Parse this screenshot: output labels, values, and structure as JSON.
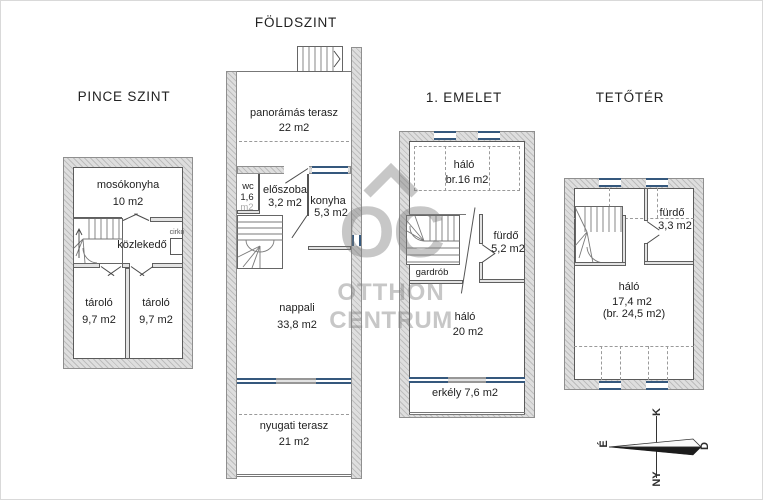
{
  "titles": {
    "pince": "PINCE SZINT",
    "foldszint": "FÖLDSZINT",
    "emelet": "1. EMELET",
    "tetoter": "TETŐTÉR"
  },
  "pince": {
    "mosokonyha": "mosókonyha",
    "mosokonyha_area": "10 m2",
    "kozlekedo": "közlekedő",
    "cirko": "cirkó",
    "tarolo_left": "tároló",
    "tarolo_left_area": "9,7 m2",
    "tarolo_right": "tároló",
    "tarolo_right_area": "9,7 m2"
  },
  "foldszint": {
    "terasz_felso": "panorámás terasz",
    "terasz_felso_area": "22 m2",
    "wc": "wc",
    "wc_area": "1,6",
    "wc_unit": "m2",
    "eloszoba": "előszoba",
    "eloszoba_area": "3,2 m2",
    "konyha": "konyha",
    "konyha_area": "5,3 m2",
    "nappali": "nappali",
    "nappali_area": "33,8 m2",
    "terasz_also": "nyugati terasz",
    "terasz_also_area": "21 m2"
  },
  "emelet": {
    "halo_felso": "háló",
    "halo_felso_area": "br.16 m2",
    "gardrob": "gardrób",
    "furdo": "fürdő",
    "furdo_area": "5,2 m2",
    "halo_also": "háló",
    "halo_also_area": "20 m2",
    "erkely": "erkély 7,6 m2"
  },
  "tetoter": {
    "furdo": "fürdő",
    "furdo_area": "3,3 m2",
    "halo": "háló",
    "halo_area": "17,4 m2",
    "halo_area_br": "(br. 24,5 m2)"
  },
  "compass": {
    "north": "É",
    "east": "K",
    "south": "D",
    "west": "NY"
  },
  "watermark": {
    "line1": "OC",
    "line2": "OTTHON",
    "line3": "CENTRUM"
  },
  "colors": {
    "window": "#35587d",
    "wall_hatch": "#cfcfcf",
    "text": "#222222",
    "watermark": "#c4c4c4"
  }
}
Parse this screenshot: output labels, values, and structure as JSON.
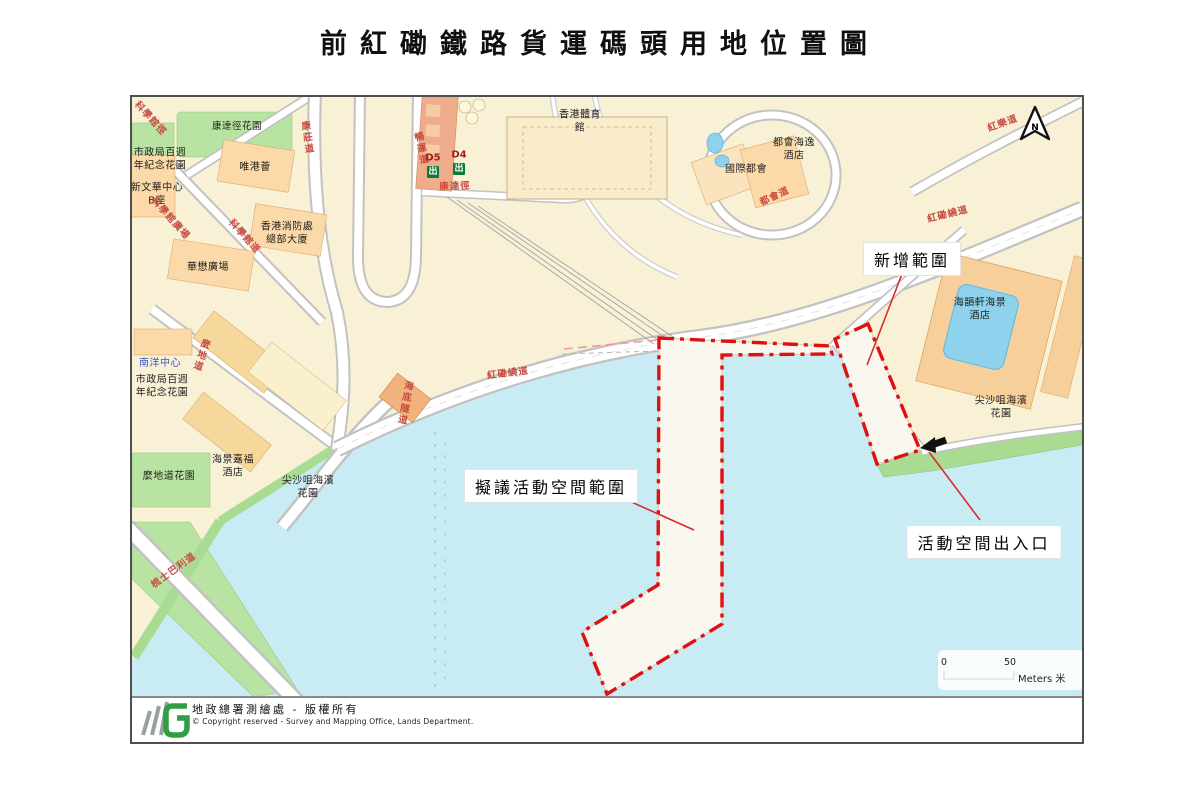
{
  "title": "前紅磡鐵路貨運碼頭用地位置圖",
  "annotations": {
    "new_area": "新增範圍",
    "proposed_space": "擬議活動空間範圍",
    "entrance": "活動空間出入口"
  },
  "north_label": "N",
  "scale_bar": {
    "start": "0",
    "end": "50",
    "unit": "Meters 米"
  },
  "roads": {
    "science_museum_path": "科學館徑",
    "science_museum_square": "科學館廣場",
    "science_museum_road": "科學館道",
    "hong_chong_road": "康莊道",
    "cheong_wan_road": "暢運道",
    "hong_tat_path": "康達徑",
    "metropolis_drive": "都會道",
    "hung_lok_road": "紅樂道",
    "hung_hom_bypass": "紅磡繞道",
    "cross_harbour_tunnel": "海底隧道",
    "mody_road": "麼地道",
    "salisbury_road": "梳士巴利道"
  },
  "places": {
    "tat_path_garden": "康達徑花園",
    "urban_council_garden": "市政局百週\n年紀念花園",
    "new_mandarin_plaza": "新文華中心\nB座",
    "hotel_icon": "唯港薈",
    "fire_services_hq": "香港消防處\n總部大廈",
    "chinachem_plaza": "華懋廣場",
    "hk_coliseum": "香港體育\n館",
    "exit_d5": "D5",
    "exit_d4": "D4",
    "exit_glyph": "出",
    "harbour_plaza_metropolis": "都會海逸\n酒店",
    "international_metropolis": "國際都會",
    "harbourfront_horizon_hotel": "海韻軒海景\n酒店",
    "tst_promenade": "尖沙咀海濱\n花園",
    "nanyang_centre": "南洋中心",
    "grand_stanford_hotel": "海景嘉福\n酒店",
    "mody_road_garden": "麼地道花園"
  },
  "credit": {
    "zh": "地政總署測繪處 - 版權所有",
    "en": "© Copyright reserved - Survey and Mapping Office, Lands Department."
  },
  "colors": {
    "boundary_red": "#dd1111",
    "road_label_red": "#c84b42",
    "water": "#c9ecf4",
    "land": "#f9f1d6",
    "park_green": "#b9e3a2",
    "exit_green": "#0e7a38",
    "station_orange": "#eeac8a"
  }
}
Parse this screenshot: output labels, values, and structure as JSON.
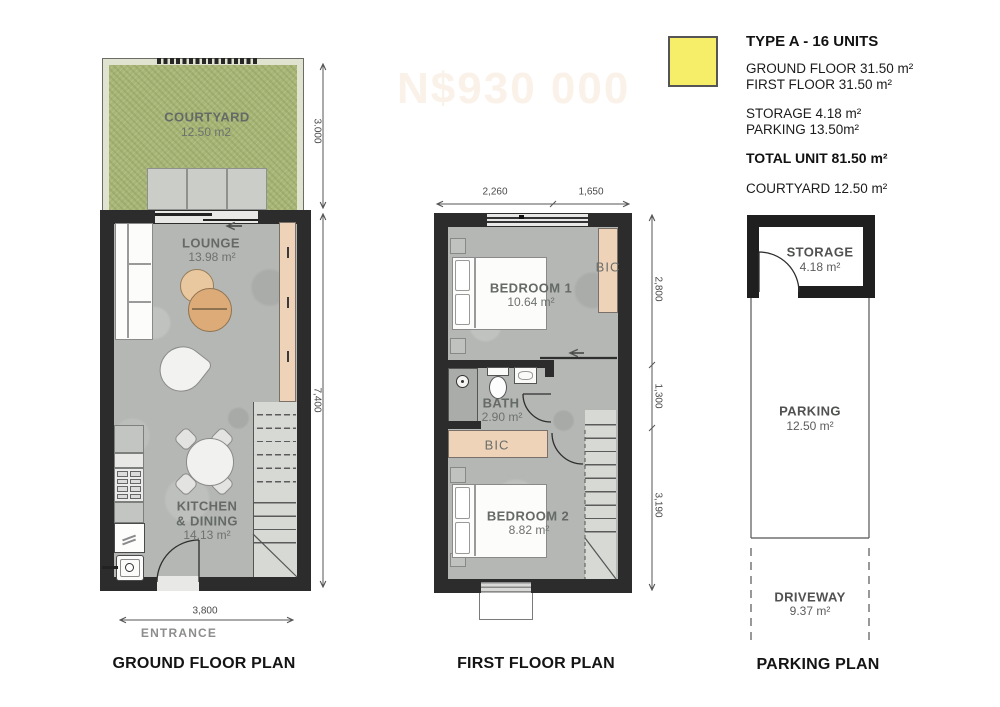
{
  "sheet": {
    "watermark": "N$930 000"
  },
  "palette": {
    "legend_swatch": "#F6ED68",
    "wall": "#2C2C2C",
    "concrete": "#B4B7B3",
    "grass": "#A9B679",
    "wood": "#EED3B8"
  },
  "legend": {
    "title": "TYPE A - 16 UNITS",
    "ground_floor": "GROUND FLOOR 31.50 m²",
    "first_floor": "FIRST FLOOR 31.50 m²",
    "storage": "STORAGE 4.18 m²",
    "parking": "PARKING 13.50m²",
    "total": "TOTAL UNIT 81.50 m²",
    "courtyard": "COURTYARD 12.50 m²"
  },
  "ground_floor": {
    "title": "GROUND FLOOR PLAN",
    "entrance": "ENTRANCE",
    "courtyard": {
      "name": "COURTYARD",
      "area": "12.50 m2"
    },
    "lounge": {
      "name": "LOUNGE",
      "area": "13.98 m²"
    },
    "kitchen": {
      "line1": "KITCHEN",
      "line2": "& DINING",
      "area": "14.13 m²"
    },
    "dims": {
      "width": "3,800",
      "courtyard_depth": "3.000",
      "depth": "7,400"
    }
  },
  "first_floor": {
    "title": "FIRST FLOOR PLAN",
    "bedroom1": {
      "name": "BEDROOM 1",
      "area": "10.64 m²"
    },
    "bath": {
      "name": "BATH",
      "area": "2.90 m²"
    },
    "bedroom2": {
      "name": "BEDROOM 2",
      "area": "8.82 m²"
    },
    "bic_upper": "BIC",
    "bic_lower": "BIC",
    "dims": {
      "top_left": "2,260",
      "top_right": "1,650",
      "right_top": "2,800",
      "right_mid": "1,300",
      "right_bottom": "3,190"
    }
  },
  "parking_plan": {
    "title": "PARKING PLAN",
    "storage": {
      "name": "STORAGE",
      "area": "4.18 m²"
    },
    "parking": {
      "name": "PARKING",
      "area": "12.50 m²"
    },
    "driveway": {
      "name": "DRIVEWAY",
      "area": "9.37 m²"
    }
  }
}
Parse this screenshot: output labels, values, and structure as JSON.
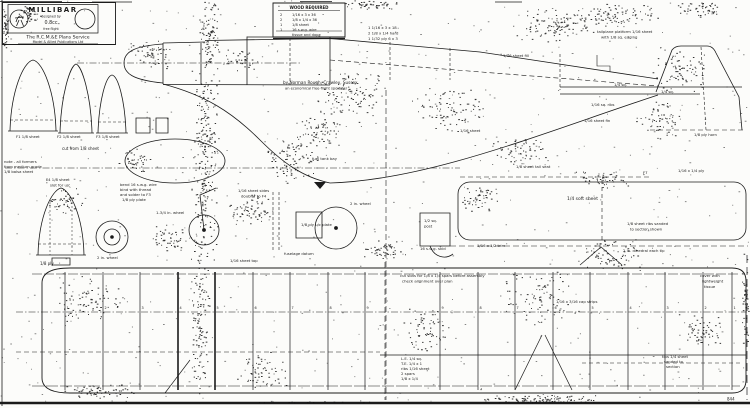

WHAT YOU WILL DO | Write out the data precisely as given, excluding the pictures.

ANSWER TO THIS EXERCISE |
Parse this screenshot: output labels, values, and structure as JSON.
{
  "titles": {
    "pince": "PINCE SZINT",
    "foldszint": "FÖLDSZINT",
    "emelet": "1. EMELET",
    "tetoter": "TETŐTÉR"
  },
  "pince": {
    "mosokonyha": "mosókonyha",
    "mosokonyha_area": "10 m2",
    "kozlekedo": "közlekedő",
    "cirko": "cirkó",
    "tarolo_left": "tároló",
    "tarolo_left_area": "9,7 m2",
    "tarolo_right": "tároló",
    "tarolo_right_area": "9,7 m2"
  },
  "foldszint": {
    "terasz_felso": "panorámás terasz",
    "terasz_felso_area": "22 m2",
    "wc": "wc",
    "wc_area": "1,6",
    "wc_unit": "m2",
    "eloszoba": "előszoba",
    "eloszoba_area": "3,2 m2",
    "konyha": "konyha",
    "konyha_area": "5,3 m2",
    "nappali": "nappali",
    "nappali_area": "33,8 m2",
    "terasz_also": "nyugati terasz",
    "terasz_also_area": "21 m2"
  },
  "emelet": {
    "halo_felso": "háló",
    "halo_felso_area": "br.16 m2",
    "gardrob": "gardrób",
    "furdo": "fürdő",
    "furdo_area": "5,2 m2",
    "halo_also": "háló",
    "halo_also_area": "20 m2",
    "erkely": "erkély 7,6 m2"
  },
  "tetoter": {
    "furdo": "fürdő",
    "furdo_area": "3,3 m2",
    "halo": "háló",
    "halo_area": "17,4 m2",
    "halo_area_br": "(br. 24,5 m2)"
  },
  "compass": {
    "north": "É",
    "east": "K",
    "south": "D",
    "west": "NY"
  },
  "watermark": {
    "line1": "OC",
    "line2": "OTTHON",
    "line3": "CENTRUM"
  },
  "colors": {
    "window": "#35587d",
    "wall_hatch": "#cfcfcf",
    "text": "#222222",
    "watermark": "#c4c4c4"
  }
}
Parse this screenshot: output labels, values, and structure as JSON.
{
  "title": "前紅磡鐵路貨運碼頭用地位置圖",
  "annotations": {
    "new_area": "新增範圍",
    "proposed_space": "擬議活動空間範圍",
    "entrance": "活動空間出入口"
  },
  "north_label": "N",
  "scale_bar": {
    "start": "0",
    "end": "50",
    "unit": "Meters 米"
  },
  "roads": {
    "science_museum_path": "科學館徑",
    "science_museum_square": "科學館廣場",
    "science_museum_road": "科學館道",
    "hong_chong_road": "康莊道",
    "cheong_wan_road": "暢運道",
    "hong_tat_path": "康達徑",
    "metropolis_drive": "都會道",
    "hung_lok_road": "紅樂道",
    "hung_hom_bypass": "紅磡繞道",
    "cross_harbour_tunnel": "海底隧道",
    "mody_road": "麼地道",
    "salisbury_road": "梳士巴利道"
  },
  "places": {
    "tat_path_garden": "康達徑花園",
    "urban_council_garden": "市政局百週\n年紀念花園",
    "new_mandarin_plaza": "新文華中心\nB座",
    "hotel_icon": "唯港薈",
    "fire_services_hq": "香港消防處\n總部大廈",
    "chinachem_plaza": "華懋廣場",
    "hk_coliseum": "香港體育\n館",
    "exit_d5": "D5",
    "exit_d4": "D4",
    "exit_glyph": "出",
    "harbour_plaza_metropolis": "都會海逸\n酒店",
    "international_metropolis": "國際都會",
    "harbourfront_horizon_hotel": "海韻軒海景\n酒店",
    "tst_promenade": "尖沙咀海濱\n花園",
    "nanyang_centre": "南洋中心",
    "grand_stanford_hotel": "海景嘉福\n酒店",
    "mody_road_garden": "麼地道花園"
  },
  "credit": {
    "zh": "地政總署測繪處 - 版權所有",
    "en": "© Copyright reserved - Survey and Mapping Office, Lands Department."
  },
  "colors": {
    "boundary_red": "#dd1111",
    "road_label_red": "#c84b42",
    "water": "#c9ecf4",
    "land": "#f9f1d6",
    "park_green": "#b9e3a2",
    "exit_green": "#0e7a38",
    "station_orange": "#eeac8a"
  }
}
Parse this screenshot: output labels, values, and structure as JSON.
{
  "sheet": {
    "watermark": "N$930 000"
  },
  "palette": {
    "legend_swatch": "#F6ED68",
    "wall": "#2C2C2C",
    "concrete": "#B4B7B3",
    "grass": "#A9B679",
    "wood": "#EED3B8"
  },
  "legend": {
    "title": "TYPE A - 16 UNITS",
    "ground_floor": "GROUND FLOOR 31.50 m²",
    "first_floor": "FIRST FLOOR 31.50 m²",
    "storage": "STORAGE 4.18 m²",
    "parking": "PARKING 13.50m²",
    "total": "TOTAL UNIT 81.50 m²",
    "courtyard": "COURTYARD 12.50 m²"
  },
  "ground_floor": {
    "title": "GROUND FLOOR PLAN",
    "entrance": "ENTRANCE",
    "courtyard": {
      "name": "COURTYARD",
      "area": "12.50 m2"
    },
    "lounge": {
      "name": "LOUNGE",
      "area": "13.98 m²"
    },
    "kitchen": {
      "line1": "KITCHEN",
      "line2": "& DINING",
      "area": "14.13 m²"
    },
    "dims": {
      "width": "3,800",
      "courtyard_depth": "3.000",
      "depth": "7,400"
    }
  },
  "first_floor": {
    "title": "FIRST FLOOR PLAN",
    "bedroom1": {
      "name": "BEDROOM 1",
      "area": "10.64 m²"
    },
    "bath": {
      "name": "BATH",
      "area": "2.90 m²"
    },
    "bedroom2": {
      "name": "BEDROOM 2",
      "area": "8.82 m²"
    },
    "bic_upper": "BIC",
    "bic_lower": "BIC",
    "dims": {
      "top_left": "2,260",
      "top_right": "1,650",
      "right_top": "2,800",
      "right_mid": "1,300",
      "right_bottom": "3,190"
    }
  },
  "parking_plan": {
    "title": "PARKING PLAN",
    "storage": {
      "name": "STORAGE",
      "area": "4.18 m²"
    },
    "parking": {
      "name": "PARKING",
      "area": "12.50 m²"
    },
    "driveway": {
      "name": "DRIVEWAY",
      "area": "9.37 m²"
    }
  }
}
Parse this screenshot: output labels, values, and structure as JSON.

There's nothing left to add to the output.